## [Saved data entries]
########
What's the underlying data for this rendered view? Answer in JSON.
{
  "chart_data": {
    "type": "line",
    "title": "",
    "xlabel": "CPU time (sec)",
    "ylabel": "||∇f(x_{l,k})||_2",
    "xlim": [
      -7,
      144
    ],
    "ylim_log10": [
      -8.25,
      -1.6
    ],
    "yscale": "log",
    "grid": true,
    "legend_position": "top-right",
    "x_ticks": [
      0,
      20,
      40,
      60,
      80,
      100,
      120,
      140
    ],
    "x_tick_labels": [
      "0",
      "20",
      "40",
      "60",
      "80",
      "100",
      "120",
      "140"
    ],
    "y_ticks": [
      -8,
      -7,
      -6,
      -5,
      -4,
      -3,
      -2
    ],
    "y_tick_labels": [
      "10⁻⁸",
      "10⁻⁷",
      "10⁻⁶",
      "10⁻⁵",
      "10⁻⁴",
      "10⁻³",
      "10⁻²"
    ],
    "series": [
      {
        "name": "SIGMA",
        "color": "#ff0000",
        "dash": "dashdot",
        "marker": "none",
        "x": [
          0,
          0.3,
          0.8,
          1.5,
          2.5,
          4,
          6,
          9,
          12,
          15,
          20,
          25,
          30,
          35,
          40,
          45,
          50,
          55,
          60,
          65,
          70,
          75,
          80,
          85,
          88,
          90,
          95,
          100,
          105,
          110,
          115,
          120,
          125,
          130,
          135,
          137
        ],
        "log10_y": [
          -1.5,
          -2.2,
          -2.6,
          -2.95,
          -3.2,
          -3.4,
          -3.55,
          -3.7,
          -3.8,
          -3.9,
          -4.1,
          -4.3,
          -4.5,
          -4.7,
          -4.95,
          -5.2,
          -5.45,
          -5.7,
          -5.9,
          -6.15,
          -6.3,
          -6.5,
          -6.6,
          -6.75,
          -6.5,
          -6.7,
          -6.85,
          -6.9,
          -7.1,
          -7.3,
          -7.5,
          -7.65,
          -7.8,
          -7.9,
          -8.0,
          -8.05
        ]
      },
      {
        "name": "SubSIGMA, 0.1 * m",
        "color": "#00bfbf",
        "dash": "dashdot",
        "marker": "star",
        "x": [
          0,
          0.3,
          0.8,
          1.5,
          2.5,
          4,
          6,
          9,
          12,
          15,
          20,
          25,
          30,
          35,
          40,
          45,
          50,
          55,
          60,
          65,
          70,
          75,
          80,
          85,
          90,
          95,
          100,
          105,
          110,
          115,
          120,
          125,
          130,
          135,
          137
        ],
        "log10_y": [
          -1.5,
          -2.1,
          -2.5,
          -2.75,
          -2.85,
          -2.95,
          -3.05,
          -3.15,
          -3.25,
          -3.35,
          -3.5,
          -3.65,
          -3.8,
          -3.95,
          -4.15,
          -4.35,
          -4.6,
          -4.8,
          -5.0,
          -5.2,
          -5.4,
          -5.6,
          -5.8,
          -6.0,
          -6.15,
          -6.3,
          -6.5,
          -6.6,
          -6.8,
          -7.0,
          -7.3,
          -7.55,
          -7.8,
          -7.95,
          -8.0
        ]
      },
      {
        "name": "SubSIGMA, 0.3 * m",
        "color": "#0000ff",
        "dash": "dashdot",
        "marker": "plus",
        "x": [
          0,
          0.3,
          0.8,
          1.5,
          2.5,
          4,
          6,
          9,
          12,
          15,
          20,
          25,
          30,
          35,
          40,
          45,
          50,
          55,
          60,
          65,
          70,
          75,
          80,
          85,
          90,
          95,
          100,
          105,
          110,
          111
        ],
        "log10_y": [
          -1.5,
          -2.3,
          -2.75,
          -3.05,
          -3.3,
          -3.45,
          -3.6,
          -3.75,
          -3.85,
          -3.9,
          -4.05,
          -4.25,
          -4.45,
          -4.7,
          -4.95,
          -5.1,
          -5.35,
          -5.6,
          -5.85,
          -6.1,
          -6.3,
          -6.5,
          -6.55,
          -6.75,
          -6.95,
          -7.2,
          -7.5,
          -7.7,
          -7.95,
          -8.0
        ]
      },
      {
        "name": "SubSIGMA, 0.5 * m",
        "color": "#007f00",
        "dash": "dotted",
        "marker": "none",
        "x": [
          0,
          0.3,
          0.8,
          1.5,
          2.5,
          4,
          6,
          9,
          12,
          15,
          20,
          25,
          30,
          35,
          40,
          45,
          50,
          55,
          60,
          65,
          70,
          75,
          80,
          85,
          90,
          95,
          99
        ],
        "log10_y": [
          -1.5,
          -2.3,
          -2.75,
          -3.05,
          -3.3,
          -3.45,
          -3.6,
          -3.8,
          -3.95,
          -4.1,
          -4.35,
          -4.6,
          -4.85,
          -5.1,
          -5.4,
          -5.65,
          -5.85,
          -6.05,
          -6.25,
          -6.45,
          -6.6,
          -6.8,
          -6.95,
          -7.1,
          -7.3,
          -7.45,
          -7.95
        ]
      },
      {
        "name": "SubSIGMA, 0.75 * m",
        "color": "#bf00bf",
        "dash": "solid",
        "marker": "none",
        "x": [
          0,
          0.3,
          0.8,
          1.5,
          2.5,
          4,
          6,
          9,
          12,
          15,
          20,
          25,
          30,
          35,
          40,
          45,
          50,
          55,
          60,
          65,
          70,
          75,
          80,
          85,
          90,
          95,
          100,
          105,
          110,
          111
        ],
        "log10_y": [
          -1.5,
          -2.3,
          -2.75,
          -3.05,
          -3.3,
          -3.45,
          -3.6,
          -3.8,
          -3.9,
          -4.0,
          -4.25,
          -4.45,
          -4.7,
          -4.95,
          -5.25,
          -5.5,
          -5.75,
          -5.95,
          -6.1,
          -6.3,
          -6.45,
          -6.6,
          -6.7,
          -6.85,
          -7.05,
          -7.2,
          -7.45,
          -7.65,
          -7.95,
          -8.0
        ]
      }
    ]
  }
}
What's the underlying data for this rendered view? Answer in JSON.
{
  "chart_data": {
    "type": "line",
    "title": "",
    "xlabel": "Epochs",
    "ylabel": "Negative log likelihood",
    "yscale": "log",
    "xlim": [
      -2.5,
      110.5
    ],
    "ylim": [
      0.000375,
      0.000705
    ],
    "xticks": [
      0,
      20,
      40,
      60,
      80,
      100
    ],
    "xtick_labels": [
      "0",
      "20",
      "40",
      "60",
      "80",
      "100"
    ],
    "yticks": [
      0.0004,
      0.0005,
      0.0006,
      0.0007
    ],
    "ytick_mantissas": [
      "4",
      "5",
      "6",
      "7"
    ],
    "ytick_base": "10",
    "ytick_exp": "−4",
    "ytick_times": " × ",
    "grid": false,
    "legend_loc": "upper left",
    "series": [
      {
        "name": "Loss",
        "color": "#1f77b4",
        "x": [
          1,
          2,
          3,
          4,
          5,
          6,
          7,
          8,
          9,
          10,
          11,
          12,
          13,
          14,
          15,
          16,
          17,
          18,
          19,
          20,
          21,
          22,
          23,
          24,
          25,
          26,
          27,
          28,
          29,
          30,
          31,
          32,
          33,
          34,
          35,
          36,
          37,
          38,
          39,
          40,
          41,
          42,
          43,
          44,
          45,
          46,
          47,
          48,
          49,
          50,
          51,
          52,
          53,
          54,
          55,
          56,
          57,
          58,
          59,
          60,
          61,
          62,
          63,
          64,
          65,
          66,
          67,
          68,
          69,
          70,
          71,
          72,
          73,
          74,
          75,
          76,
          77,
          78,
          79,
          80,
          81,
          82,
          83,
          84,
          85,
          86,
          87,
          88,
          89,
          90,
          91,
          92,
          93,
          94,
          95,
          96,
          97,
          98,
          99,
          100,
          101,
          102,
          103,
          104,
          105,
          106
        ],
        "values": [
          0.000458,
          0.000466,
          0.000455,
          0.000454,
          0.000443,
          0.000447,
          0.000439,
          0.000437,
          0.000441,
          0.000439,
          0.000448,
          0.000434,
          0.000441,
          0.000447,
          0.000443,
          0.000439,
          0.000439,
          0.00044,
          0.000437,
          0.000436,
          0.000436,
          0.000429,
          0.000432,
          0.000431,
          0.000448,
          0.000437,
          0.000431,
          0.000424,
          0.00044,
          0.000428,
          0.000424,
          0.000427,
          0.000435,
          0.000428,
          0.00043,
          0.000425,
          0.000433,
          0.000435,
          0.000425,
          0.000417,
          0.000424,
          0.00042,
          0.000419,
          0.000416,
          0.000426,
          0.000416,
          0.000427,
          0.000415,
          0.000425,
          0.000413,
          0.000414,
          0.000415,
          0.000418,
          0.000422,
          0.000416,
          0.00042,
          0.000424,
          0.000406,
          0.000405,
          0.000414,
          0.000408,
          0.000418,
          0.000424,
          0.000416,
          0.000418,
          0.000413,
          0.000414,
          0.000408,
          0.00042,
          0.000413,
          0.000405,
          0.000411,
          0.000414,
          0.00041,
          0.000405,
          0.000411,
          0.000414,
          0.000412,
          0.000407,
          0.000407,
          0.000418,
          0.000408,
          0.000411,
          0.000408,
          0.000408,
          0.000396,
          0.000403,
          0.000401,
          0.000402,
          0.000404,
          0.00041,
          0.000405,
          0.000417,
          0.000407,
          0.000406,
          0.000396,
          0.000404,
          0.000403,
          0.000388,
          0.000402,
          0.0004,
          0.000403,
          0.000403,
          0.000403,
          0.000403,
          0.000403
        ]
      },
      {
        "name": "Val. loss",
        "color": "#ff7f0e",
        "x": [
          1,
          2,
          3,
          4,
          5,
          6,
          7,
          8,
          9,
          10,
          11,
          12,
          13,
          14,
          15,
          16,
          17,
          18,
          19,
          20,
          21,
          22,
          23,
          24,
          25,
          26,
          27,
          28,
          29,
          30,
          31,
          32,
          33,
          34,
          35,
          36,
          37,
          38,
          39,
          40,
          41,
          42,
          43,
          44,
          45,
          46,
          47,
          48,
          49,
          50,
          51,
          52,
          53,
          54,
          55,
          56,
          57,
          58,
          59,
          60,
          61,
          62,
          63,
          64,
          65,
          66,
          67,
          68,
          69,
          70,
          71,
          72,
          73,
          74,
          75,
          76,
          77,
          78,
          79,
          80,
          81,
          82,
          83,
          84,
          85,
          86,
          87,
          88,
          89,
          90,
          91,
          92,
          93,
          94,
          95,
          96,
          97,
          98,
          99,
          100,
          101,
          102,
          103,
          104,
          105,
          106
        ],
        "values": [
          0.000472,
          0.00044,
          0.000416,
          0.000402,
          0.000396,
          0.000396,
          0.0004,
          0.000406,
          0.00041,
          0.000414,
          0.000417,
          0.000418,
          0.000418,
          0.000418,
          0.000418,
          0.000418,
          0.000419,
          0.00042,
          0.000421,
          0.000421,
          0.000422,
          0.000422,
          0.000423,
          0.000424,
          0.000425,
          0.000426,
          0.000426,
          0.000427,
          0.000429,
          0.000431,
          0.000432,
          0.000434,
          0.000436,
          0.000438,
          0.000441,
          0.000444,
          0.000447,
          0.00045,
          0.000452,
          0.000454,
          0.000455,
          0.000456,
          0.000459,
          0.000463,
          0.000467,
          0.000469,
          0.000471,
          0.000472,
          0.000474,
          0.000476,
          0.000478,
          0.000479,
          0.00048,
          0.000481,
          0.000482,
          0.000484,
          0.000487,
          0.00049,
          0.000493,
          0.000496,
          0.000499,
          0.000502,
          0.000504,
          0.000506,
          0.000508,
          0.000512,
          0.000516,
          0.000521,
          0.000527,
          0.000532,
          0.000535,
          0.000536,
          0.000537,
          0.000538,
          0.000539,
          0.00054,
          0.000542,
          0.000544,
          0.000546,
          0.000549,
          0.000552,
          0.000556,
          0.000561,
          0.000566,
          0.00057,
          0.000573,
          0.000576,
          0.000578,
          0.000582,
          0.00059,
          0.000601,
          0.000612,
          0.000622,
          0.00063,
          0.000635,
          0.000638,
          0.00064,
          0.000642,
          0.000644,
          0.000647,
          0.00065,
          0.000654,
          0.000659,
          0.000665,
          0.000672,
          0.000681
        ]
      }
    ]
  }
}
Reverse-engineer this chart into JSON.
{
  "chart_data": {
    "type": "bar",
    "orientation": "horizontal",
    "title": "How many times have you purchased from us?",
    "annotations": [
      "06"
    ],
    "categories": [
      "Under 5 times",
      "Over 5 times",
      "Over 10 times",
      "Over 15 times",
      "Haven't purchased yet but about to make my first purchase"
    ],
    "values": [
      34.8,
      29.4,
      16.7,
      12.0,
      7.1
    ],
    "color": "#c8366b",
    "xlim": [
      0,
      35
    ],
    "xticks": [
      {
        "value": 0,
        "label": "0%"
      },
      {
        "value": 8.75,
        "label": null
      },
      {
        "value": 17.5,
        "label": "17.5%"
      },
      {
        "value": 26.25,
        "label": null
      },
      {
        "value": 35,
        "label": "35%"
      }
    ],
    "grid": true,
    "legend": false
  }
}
########
## [OBJECTIVE]
Count up the lines in the listing that hold the word "color", and give that number only.

## [SOLUTION BELOW]
8